記事
「ハイブリッドウォーズ(Hybrid Wars)」はExtreme Developersが開発を担当、Wargaming社が発表した、2016/09/30にSteamで発売した新作の斜め上トップダウン見下ろし型のシューティングゲームである。
昔のアーケード型シューティングゲームにインスパイアされたという本作は、ゲーム内での成長システムや過剰な装飾を極力廃したシンプルなシューティングゲームとなっている。
複雑な成長要素や込み入ったプロットの不在には開発費の問題という側面もあっただろうが、ゲームシステムを単純にした事によって結果的に本作のシューティング要素の面白さは研ぎ澄まされ、プレイする楽しみが高いレベルで結実する形になっている。
過去のシューティングゲームへのリスペクトやオマージュが根底にあるとはいえ、現在においてレイドバックした雰囲気とならないように、「Hybrid Wars」にはキャラクター造形やステージデザインなどに現代風アレンジが加えられている。
単なるノスタルジックなシューティングゲームからの脱却が試みられているのは歓迎すべきポイントだ。
実際にプレイを進める中でどこか懐かしい感覚を思い出すゲームユーザーもいるだろうが、それこそが開発者Extreme Developersの狙いであるに違いない。
現代アレンジの加わったグラフィックにシンプルなゲーム性をこだわり抜いたアーケードのようなシューティングゲームが好きな人にオススメの新作アクションゲームだ!
近未来の戦争を舞台とした半リアルな戦闘が熱い!
「Hybrid Wars」では2060年の世界が描かれている。戦争における兵器の概念と形態は進化し、兵士は装甲が施された歩兵型兵器に搭乗する近未来という設定だ。
数多くのSF映画やゲームで踏襲されてきた大型歩行兵器という存在は、多くのシューティングゲーマーの本能をくすぐる格好の素材だと言えるだろう。
登場する兵器全体のデザインは洗練された未来派指向と言うよりは無骨なマシンといった佇まいで好感が持てる。
架空の世界ではあるが一定のリアリティを持つ不思議な空間、それが「Hybrid Wars」の舞台である。
現代では特殊な「見下ろし型」シューティングが魅力を引き立てる!
Extreme Developersの開発者が夢中で楽しんでいたであろう1990年代のアーケードゲームではごく一般的な存在だったトップダウン型のシューティングは現代では珍しい。
現在シューティングゲームの主流と言えばFPS(一人称視点)であるため、若いユーザーの中には新鮮味を覚える方が出てくるかもしれない。

取り組む課題
A – 記事について、次の問いに答えてください。
(i) 開発を担当したのはどこですか。
(ii) 作中では西暦何年の世界が描かれていますか。
(iii) 現在のシューティングゲームの主流とされているのは何ですか。
B – 記事中に数字で記された年・年代・日付の表記を、記載どおりにすべて挙げてください。
以下に続く項目は、上記の記事とは関係がありません。

レイアウトデータセットの行:
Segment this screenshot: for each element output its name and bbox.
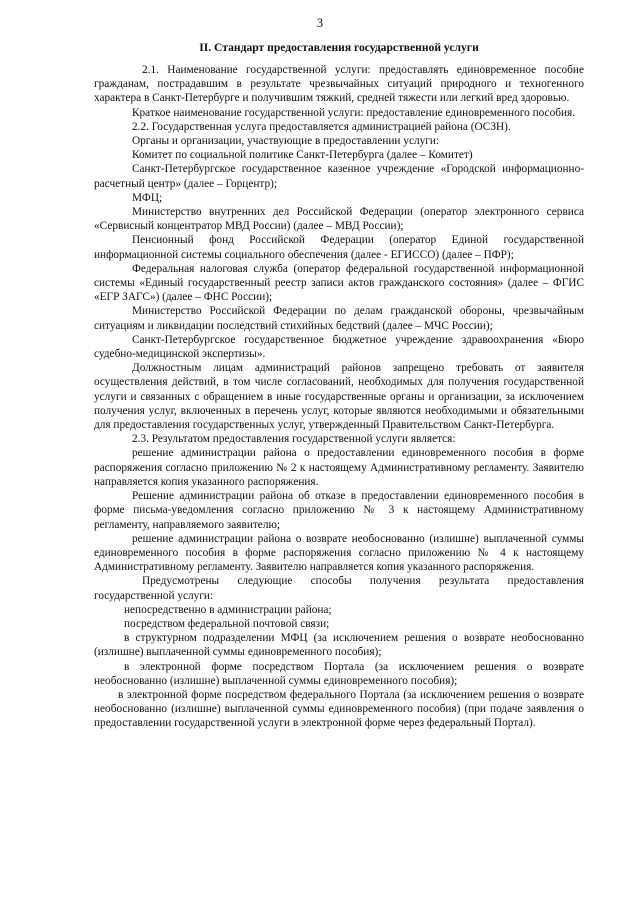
paragraph-mvd: Министерство внутренних дел Российской Федерации (оператор электронного сервиса «Сервисный концентратор МВД России) (далее – МВД России); bbox=[94, 206, 584, 233]
paragraph-gorcentr: Санкт-Петербургское государственное казенное учреждение «Городской информационно-расчетный центр» (далее – Горцентр); bbox=[94, 163, 584, 190]
paragraph-pfr: Пенсионный фонд Российской Федерации (оператор Единой государственной информационной системы социального обеспечения (далее - ЕГИССО) (далее – ПФР); bbox=[94, 234, 584, 261]
document-body bbox=[94, 41, 584, 731]
paragraph-decision-return: решение администрации района о возврате необоснованно (излишне) выплаченной суммы единовременного пособия в форме распоряжения согласно приложению № 4 к настоящему Административному регламенту. Заявителю направляется копия указанного распоряжения. bbox=[94, 532, 584, 574]
paragraph-bureau: Санкт-Петербургское государственное бюджетное учреждение здравоохранения «Бюро судебно-медицинской экспертизы». bbox=[94, 333, 584, 361]
paragraph-method-portal: в электронной форме посредством Портала (за исключением решения о возврате необоснованно (излишне) выплаченной суммы единовременного пособия); bbox=[94, 660, 584, 687]
paragraph-method-federal-portal: в электронной форме посредством федерального Портала (за исключением решения о возврате необоснованно (излишне) выплаченной суммы единовременного пособия) (при подаче заявления о предоставлении государственной услуги в электронной форме через федеральный Портал). bbox=[94, 688, 584, 730]
paragraph-fns: Федеральная налоговая служба (оператор федеральной государственной информационной системы «Единый государственный реестр записи актов гражданского состояния» (далее – ФГИС «ЕГР ЗАГС») (далее – ФНС России); bbox=[94, 262, 584, 304]
paragraph-organizations: Органы и организации, участвующие в предоставлении услуги: bbox=[132, 135, 440, 148]
paragraph-decision-refuse: Решение администрации района об отказе в предоставлении единовременного пособия в форме письма-уведомления согласно приложению № 3 к настоящему Административному регламенту, направляемого заявителю; bbox=[94, 490, 584, 531]
paragraph-committee: Комитет по социальной политике Санкт-Петербурга (далее – Комитет) bbox=[132, 149, 473, 162]
paragraph-methods: Предусмотрены следующие способы получения результата предоставления государственной услуги: bbox=[94, 575, 584, 602]
paragraph-mfc: МФЦ; bbox=[132, 191, 163, 204]
paragraph-2-1: 2.1. Наименование государственной услуги: предоставлять единовременное пособие гражданам, пострадавшим в результате чрезвычайных ситуаций природного и техногенного характера в Санкт-Петербурге и получившим тяжкий, средней тяжести или легкий вред здоровью. bbox=[94, 64, 584, 105]
page-number: 3 bbox=[316, 16, 324, 30]
paragraph-method-post: посредством федеральной почтовой связи; bbox=[124, 617, 330, 630]
paragraph-method-mfc: в структурном подразделении МФЦ (за исключением решения о возврате необоснованно (излишне) выплаченной суммы единовременного пособия); bbox=[94, 632, 584, 659]
paragraph-prohibition: Должностным лицам администраций районов запрещено требовать от заявителя осуществления действий, в том числе согласований, необходимых для получения государственной услуги и связанных с обращением в иные государственные органы и организации, за исключением получения услуг, включенных в перечень услуг, которые являются необходимыми и обязательными для предоставления государственных услуг, утвержденный Правительством Санкт-Петербурга. bbox=[94, 362, 584, 432]
section-heading: II. Стандарт предоставления государственной услуги bbox=[199, 41, 479, 54]
paragraph-decision-grant: решение администрации района о предоставлении единовременного пособия в форме распоряжения согласно приложению № 2 к настоящему Административному регламенту. Заявителю направляется копия указанного распоряжения. bbox=[94, 447, 584, 488]
paragraph-2-3: 2.3. Результатом предоставления государственной услуги является: bbox=[132, 433, 456, 446]
paragraph-mchs: Министерство Российской Федерации по делам гражданской обороны, чрезвычайным ситуациям и ликвидации последствий стихийных бедствий (далее – МЧС России); bbox=[94, 305, 584, 332]
paragraph-method-admin: непосредственно в администрации района; bbox=[124, 603, 332, 616]
paragraph-2-2: 2.2. Государственная услуга предоставляется администрацией района (ОСЗН). bbox=[132, 120, 511, 133]
paragraph-short-name: Краткое наименование государственной услуги: предоставление единовременного пособия. bbox=[132, 106, 576, 119]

解答例
A –
(i) Extreme Developers
(ii) 2060年
(iii) FPS(一人称視点)

B – 2016/09/30、2060年、1990年代